◆ Short exercise ◆
Quote every line below exactly as it reads.
#### Records to process ####
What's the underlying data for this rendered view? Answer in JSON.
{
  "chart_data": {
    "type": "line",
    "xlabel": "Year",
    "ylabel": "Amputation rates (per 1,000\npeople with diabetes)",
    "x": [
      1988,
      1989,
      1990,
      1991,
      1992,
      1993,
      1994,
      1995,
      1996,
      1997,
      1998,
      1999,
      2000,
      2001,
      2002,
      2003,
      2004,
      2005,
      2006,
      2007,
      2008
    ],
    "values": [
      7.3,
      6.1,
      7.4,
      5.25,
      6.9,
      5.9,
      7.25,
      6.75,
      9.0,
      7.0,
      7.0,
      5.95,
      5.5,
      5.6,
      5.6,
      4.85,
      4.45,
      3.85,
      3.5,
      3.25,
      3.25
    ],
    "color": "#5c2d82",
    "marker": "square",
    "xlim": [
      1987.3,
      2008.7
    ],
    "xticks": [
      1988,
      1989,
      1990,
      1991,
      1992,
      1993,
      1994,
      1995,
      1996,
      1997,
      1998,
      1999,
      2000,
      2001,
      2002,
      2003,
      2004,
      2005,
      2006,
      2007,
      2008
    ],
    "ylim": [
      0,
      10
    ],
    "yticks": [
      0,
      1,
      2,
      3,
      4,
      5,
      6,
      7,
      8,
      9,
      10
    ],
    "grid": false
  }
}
####
◆ Answer ◆
What's the underlying data for this rendered view? Answer in JSON.
{
  "chart_data": {
    "type": "line",
    "xlabel": "Year",
    "ylabel": "Amputation rates (per 1,000\npeople with diabetes)",
    "x": [
      1988,
      1989,
      1990,
      1991,
      1992,
      1993,
      1994,
      1995,
      1996,
      1997,
      1998,
      1999,
      2000,
      2001,
      2002,
      2003,
      2004,
      2005,
      2006,
      2007,
      2008
    ],
    "values": [
      7.3,
      6.1,
      7.4,
      5.25,
      6.9,
      5.9,
      7.25,
      6.75,
      9.0,
      7.0,
      7.0,
      5.95,
      5.5,
      5.6,
      5.6,
      4.85,
      4.45,
      3.85,
      3.5,
      3.25,
      3.25
    ],
    "color": "#5c2d82",
    "marker": "square",
    "xlim": [
      1987.3,
      2008.7
    ],
    "xticks": [
      1988,
      1989,
      1990,
      1991,
      1992,
      1993,
      1994,
      1995,
      1996,
      1997,
      1998,
      1999,
      2000,
      2001,
      2002,
      2003,
      2004,
      2005,
      2006,
      2007,
      2008
    ],
    "ylim": [
      0,
      10
    ],
    "yticks": [
      0,
      1,
      2,
      3,
      4,
      5,
      6,
      7,
      8,
      9,
      10
    ],
    "grid": false
  }
}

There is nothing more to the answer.